• AIM OF THE EXERCISE:
Wherever a line in the data below holds "xlabel", copy that line.

(Dataset excerpt)

○ ○ ○ ○ ○ ○ ○

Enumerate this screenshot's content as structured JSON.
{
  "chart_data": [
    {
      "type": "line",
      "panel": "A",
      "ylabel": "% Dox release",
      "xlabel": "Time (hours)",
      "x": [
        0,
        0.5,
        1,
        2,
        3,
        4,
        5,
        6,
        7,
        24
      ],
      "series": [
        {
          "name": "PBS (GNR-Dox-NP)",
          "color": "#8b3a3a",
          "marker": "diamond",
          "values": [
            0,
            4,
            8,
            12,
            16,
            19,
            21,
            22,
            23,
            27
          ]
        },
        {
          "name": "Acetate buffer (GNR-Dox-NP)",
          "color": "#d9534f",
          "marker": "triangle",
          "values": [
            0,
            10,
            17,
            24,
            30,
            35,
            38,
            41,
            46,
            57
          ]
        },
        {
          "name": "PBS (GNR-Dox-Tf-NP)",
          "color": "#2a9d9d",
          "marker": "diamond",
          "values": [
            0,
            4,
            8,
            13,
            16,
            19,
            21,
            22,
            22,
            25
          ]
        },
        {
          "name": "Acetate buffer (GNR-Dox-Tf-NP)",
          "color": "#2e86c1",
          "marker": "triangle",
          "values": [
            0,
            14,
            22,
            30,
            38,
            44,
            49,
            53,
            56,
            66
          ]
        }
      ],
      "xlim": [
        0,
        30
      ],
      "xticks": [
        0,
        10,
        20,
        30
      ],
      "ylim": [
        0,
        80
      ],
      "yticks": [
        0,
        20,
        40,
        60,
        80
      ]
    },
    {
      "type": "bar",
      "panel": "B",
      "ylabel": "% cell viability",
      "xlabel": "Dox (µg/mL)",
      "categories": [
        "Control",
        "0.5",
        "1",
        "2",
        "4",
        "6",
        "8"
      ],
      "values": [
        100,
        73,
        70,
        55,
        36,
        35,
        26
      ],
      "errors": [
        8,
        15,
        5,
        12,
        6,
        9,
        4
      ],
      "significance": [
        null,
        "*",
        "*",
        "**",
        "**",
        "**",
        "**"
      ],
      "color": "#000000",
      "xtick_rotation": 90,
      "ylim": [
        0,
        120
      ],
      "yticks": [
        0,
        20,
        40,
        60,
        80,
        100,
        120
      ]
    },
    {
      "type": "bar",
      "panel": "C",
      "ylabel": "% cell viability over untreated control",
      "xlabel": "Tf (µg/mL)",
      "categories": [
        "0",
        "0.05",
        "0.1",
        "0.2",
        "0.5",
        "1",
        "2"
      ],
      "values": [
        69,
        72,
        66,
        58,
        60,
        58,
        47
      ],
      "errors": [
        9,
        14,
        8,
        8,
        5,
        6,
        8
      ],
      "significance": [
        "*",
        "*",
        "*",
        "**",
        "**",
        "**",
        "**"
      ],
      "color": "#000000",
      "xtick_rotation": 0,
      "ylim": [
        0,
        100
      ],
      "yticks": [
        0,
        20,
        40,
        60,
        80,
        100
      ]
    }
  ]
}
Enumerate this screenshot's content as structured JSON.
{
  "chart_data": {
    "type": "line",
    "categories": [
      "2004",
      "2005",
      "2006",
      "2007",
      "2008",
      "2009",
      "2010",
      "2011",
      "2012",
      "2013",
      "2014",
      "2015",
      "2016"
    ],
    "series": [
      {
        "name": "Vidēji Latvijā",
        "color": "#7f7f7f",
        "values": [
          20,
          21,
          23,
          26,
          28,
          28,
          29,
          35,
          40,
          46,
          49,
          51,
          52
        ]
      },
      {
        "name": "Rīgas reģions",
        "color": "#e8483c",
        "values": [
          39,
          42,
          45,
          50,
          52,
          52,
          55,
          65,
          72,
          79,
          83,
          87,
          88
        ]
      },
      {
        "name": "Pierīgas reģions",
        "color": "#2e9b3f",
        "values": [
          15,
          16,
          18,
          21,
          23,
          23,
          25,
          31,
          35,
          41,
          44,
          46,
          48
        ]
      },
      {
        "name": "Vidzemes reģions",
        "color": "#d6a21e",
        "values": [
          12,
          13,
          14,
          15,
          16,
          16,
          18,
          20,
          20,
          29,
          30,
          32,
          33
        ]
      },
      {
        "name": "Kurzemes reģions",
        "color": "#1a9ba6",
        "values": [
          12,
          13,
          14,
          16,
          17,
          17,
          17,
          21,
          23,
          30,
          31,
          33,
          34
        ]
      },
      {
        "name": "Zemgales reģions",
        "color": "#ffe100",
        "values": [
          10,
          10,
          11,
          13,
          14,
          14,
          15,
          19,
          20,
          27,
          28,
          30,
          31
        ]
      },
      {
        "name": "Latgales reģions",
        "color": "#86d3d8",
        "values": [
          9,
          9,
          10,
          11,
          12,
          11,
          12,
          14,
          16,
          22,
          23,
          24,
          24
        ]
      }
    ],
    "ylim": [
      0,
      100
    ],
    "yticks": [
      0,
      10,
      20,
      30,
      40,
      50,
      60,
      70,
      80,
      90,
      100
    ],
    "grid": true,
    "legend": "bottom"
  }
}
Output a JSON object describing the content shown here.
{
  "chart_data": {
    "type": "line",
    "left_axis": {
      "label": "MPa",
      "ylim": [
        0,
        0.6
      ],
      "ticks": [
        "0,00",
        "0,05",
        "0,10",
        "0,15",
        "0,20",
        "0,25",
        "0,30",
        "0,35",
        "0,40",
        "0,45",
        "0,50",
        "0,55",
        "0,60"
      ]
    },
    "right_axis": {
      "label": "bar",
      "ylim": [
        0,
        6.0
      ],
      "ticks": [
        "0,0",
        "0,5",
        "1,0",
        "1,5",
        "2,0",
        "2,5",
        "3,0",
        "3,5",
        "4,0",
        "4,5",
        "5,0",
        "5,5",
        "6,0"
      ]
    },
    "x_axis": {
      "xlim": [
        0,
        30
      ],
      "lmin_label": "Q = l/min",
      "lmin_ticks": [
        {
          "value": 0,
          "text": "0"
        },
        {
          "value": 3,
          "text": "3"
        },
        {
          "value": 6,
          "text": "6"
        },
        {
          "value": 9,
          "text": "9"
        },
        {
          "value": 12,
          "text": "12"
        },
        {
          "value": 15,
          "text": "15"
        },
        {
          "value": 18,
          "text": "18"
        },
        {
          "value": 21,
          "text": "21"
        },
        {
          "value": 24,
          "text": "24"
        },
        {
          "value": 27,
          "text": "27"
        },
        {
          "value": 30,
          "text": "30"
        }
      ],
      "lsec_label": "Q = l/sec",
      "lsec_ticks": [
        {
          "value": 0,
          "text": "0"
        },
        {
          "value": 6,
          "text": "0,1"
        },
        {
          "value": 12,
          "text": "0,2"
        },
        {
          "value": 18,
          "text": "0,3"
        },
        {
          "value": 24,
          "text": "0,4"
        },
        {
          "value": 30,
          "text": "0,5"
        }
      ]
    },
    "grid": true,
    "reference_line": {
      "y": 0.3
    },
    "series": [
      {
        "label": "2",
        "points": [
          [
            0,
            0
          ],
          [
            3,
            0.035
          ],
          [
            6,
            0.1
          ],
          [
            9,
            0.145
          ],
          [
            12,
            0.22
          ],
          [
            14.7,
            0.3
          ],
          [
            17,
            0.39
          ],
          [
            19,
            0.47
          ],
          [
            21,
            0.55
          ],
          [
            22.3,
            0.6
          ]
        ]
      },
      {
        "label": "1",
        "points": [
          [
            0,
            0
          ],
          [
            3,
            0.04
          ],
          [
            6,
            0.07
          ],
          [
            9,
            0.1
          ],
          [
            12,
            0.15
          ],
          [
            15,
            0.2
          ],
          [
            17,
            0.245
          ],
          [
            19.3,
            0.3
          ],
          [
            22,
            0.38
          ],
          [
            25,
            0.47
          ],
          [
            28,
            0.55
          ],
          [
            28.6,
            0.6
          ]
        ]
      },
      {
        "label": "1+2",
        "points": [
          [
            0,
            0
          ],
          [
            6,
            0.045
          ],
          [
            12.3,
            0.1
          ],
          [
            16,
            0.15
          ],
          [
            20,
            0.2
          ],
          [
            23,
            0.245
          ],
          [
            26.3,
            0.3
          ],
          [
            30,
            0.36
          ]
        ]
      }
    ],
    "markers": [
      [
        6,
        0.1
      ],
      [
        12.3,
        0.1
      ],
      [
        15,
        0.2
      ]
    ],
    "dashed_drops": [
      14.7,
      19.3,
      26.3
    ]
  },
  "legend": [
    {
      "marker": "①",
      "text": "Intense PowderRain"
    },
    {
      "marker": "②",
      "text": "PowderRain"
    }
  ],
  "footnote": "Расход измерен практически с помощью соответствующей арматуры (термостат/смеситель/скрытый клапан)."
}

○ ○ ○ ○ ○ ○ ○

• EXPECTED ANSWER:
      "xlabel": "Time (hours)",
      "xlabel": "Dox (µg/mL)",
      "xlabel": "Tf (µg/mL)",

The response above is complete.